### Exercise goal
In the entries that follow, how many lines contain the word "Förderverein"? Answer with the number only.

### Material to process
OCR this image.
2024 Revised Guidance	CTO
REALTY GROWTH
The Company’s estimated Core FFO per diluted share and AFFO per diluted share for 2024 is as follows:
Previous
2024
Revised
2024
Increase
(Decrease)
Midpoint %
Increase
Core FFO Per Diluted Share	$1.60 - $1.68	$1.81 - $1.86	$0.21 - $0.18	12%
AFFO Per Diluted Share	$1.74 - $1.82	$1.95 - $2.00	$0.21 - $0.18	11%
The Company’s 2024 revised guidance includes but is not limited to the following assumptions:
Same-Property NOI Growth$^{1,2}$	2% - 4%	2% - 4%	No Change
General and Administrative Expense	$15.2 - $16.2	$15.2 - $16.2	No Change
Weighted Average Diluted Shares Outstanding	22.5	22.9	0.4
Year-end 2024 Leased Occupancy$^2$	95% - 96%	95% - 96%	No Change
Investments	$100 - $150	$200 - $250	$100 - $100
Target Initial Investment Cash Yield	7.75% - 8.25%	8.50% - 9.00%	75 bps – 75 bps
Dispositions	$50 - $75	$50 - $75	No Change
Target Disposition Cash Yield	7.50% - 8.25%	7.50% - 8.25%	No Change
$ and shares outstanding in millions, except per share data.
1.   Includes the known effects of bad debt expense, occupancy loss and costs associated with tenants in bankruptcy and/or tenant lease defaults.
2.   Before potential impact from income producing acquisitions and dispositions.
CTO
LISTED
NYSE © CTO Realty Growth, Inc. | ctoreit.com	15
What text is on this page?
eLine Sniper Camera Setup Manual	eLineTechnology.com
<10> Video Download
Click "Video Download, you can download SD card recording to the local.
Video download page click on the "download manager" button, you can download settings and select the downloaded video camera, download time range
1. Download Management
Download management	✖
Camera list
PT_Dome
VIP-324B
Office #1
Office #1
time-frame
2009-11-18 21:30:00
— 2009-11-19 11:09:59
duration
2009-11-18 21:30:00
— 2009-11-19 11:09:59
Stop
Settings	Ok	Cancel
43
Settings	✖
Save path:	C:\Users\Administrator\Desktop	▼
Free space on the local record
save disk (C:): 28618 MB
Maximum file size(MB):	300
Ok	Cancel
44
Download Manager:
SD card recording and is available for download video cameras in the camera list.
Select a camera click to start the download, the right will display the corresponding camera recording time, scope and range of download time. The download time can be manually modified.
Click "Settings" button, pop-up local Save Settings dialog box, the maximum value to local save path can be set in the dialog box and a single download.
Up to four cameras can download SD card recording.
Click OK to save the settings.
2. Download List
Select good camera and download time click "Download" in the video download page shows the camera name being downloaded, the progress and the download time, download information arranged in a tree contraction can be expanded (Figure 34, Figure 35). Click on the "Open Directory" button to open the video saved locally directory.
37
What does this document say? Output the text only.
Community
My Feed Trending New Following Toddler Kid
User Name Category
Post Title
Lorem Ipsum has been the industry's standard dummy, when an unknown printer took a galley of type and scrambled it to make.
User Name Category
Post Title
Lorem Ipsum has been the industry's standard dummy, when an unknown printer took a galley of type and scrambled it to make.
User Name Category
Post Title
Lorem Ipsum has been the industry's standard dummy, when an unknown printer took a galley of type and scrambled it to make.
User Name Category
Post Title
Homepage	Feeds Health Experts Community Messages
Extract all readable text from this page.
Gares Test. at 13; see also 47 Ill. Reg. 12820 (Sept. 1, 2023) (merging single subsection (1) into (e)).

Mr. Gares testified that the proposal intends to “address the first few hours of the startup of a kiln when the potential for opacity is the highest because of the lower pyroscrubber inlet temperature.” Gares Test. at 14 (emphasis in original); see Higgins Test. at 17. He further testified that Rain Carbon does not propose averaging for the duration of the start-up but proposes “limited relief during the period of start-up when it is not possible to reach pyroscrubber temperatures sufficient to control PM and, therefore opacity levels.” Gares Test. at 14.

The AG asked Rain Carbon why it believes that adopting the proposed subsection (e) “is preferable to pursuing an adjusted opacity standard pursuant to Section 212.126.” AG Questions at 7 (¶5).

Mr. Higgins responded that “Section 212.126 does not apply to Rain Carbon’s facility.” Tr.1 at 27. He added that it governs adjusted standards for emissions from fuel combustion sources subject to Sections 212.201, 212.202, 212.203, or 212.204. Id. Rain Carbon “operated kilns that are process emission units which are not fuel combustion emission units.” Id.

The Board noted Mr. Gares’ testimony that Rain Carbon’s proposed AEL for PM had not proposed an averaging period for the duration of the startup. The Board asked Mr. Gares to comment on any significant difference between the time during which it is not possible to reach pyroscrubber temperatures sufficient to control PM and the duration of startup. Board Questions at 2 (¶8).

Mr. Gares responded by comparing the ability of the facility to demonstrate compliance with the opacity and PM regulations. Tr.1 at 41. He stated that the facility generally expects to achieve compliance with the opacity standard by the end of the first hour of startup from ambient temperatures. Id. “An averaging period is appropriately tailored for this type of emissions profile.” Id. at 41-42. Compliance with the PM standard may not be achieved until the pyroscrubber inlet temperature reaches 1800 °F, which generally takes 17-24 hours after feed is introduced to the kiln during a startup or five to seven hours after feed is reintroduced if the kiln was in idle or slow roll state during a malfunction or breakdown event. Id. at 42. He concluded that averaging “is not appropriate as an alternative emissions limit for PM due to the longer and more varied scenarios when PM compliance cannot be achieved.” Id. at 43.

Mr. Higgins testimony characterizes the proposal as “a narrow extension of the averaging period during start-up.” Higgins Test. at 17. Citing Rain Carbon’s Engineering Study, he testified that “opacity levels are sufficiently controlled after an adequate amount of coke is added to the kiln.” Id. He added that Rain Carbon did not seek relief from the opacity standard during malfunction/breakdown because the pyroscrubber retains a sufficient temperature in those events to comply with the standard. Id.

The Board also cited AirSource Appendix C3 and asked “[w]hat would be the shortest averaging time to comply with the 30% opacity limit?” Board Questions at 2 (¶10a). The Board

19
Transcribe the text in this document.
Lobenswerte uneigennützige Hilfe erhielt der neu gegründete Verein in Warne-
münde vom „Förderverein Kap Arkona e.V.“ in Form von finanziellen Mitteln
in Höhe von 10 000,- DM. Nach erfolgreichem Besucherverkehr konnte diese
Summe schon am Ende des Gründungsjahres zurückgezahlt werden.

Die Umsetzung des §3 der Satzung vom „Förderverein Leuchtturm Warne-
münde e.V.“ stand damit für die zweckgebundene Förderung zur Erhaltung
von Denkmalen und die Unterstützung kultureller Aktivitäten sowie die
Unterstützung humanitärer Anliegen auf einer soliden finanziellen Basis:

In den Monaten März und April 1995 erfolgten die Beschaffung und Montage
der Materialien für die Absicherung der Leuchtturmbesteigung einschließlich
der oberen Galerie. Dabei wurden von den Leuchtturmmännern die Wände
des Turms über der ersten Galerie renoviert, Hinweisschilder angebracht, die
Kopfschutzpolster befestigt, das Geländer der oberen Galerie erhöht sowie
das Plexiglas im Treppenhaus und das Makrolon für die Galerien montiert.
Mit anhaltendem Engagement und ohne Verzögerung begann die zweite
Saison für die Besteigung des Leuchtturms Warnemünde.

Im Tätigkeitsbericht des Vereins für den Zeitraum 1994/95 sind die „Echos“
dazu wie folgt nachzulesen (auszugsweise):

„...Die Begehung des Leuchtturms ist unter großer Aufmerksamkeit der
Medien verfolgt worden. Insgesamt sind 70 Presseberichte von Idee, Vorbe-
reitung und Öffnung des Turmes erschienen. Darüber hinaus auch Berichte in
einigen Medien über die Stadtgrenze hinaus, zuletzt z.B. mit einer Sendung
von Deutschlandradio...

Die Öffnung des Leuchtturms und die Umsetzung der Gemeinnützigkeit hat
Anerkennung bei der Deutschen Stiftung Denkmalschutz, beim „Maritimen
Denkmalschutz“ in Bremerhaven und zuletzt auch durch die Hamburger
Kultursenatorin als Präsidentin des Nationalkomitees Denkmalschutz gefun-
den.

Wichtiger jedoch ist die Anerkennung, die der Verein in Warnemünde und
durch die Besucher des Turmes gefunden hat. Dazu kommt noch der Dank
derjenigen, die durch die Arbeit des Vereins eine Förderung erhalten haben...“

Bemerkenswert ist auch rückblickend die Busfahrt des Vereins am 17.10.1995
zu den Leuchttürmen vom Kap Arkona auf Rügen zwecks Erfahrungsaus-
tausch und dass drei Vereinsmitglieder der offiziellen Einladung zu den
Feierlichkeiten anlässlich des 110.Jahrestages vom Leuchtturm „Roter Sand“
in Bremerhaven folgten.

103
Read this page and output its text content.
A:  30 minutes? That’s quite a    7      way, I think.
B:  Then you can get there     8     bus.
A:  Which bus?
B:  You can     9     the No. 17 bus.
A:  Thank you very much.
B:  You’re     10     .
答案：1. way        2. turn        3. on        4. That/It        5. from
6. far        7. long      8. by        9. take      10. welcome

### Answer for the task
2